WHAT IS REQUIRED:
Pick out the lines below that contain the string "image" and copy them all.

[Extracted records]
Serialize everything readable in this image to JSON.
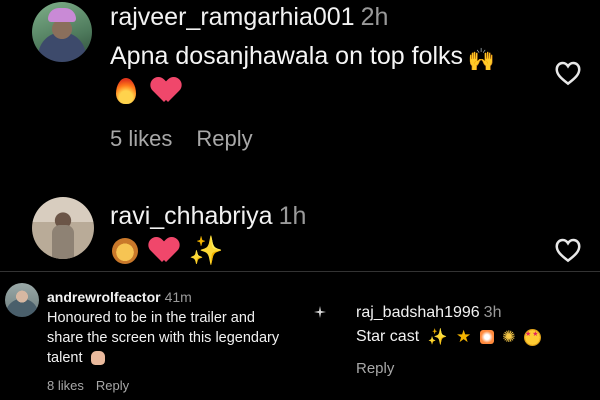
{
  "comments_top": [
    {
      "username": "rajveer_ramgarhia001",
      "time": "2h",
      "text": "Apna dosanjhawala on top folks",
      "likes": "5 likes",
      "reply": "Reply",
      "emojis": [
        "fire",
        "heart"
      ]
    },
    {
      "username": "ravi_chhabriya",
      "time": "1h",
      "emojis": [
        "lion",
        "heart",
        "sparkles"
      ]
    }
  ],
  "comment_bottom_left": {
    "username": "andrewrolfeactor",
    "time": "41m",
    "lines": [
      "Honoured to be in the trailer and",
      "share the screen with this legendary",
      "talent"
    ],
    "likes": "8 likes",
    "reply": "Reply"
  },
  "comment_bottom_right": {
    "username": "raj_badshah1996",
    "time": "3h",
    "text": "Star cast",
    "reply": "Reply"
  },
  "colors": {
    "background": "#000000",
    "text": "#f5f5f5",
    "muted": "#a8a8a8",
    "heart": "#f0476b"
  }
}
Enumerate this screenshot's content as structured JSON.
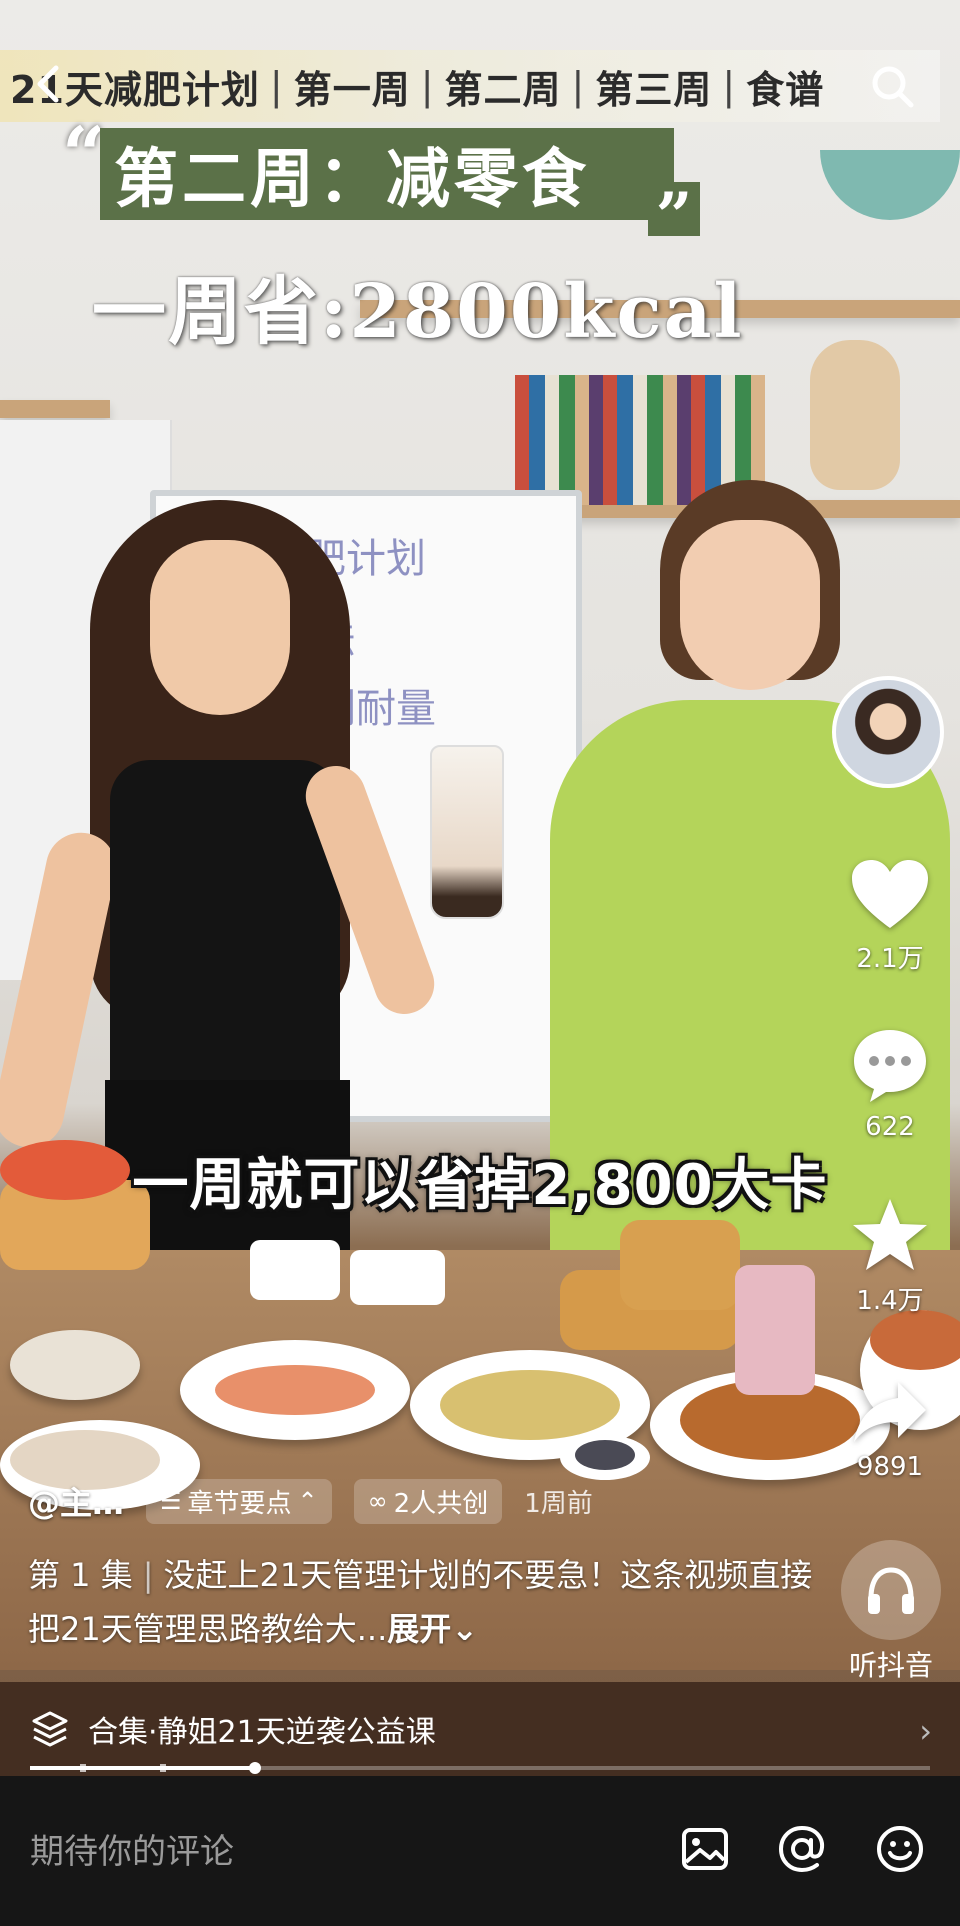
{
  "top_bar": {
    "week_tabs": [
      "21天减肥计划",
      "第一周",
      "第二周",
      "第三周",
      "食谱"
    ],
    "separator": "|"
  },
  "overlay": {
    "quote_open": "“",
    "title": "第二周：减零食",
    "quote_close": "”",
    "savings": "一周省:2800kcal"
  },
  "subtitle": "一周就可以省掉2,800大卡",
  "right_rail": {
    "like_count": "2.1万",
    "comment_count": "622",
    "favorite_count": "1.4万",
    "share_count": "9891"
  },
  "meta": {
    "author": "@主…",
    "chapter_label": "章节要点",
    "cocreate_label": "2人共创",
    "time_ago": "1周前"
  },
  "description": {
    "episode": "第 1 集",
    "text": "没赶上21天管理计划的不要急！这条视频直接把21天管理思路教给大...",
    "expand": "展开"
  },
  "listen": {
    "label": "听抖音"
  },
  "collection": {
    "label": "合集·静姐21天逆袭公益课"
  },
  "progress": {
    "value": 0.25
  },
  "comment_bar": {
    "placeholder": "期待你的评论"
  },
  "icons": [
    "back-icon",
    "search-icon",
    "heart-icon",
    "comment-icon",
    "star-icon",
    "share-icon",
    "headphones-icon",
    "layers-icon",
    "chevron-right-icon",
    "image-icon",
    "at-icon",
    "emoji-icon"
  ]
}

EXPECTED ANSWER:
Serialize everything readable in this image to JSON.
    "image-icon",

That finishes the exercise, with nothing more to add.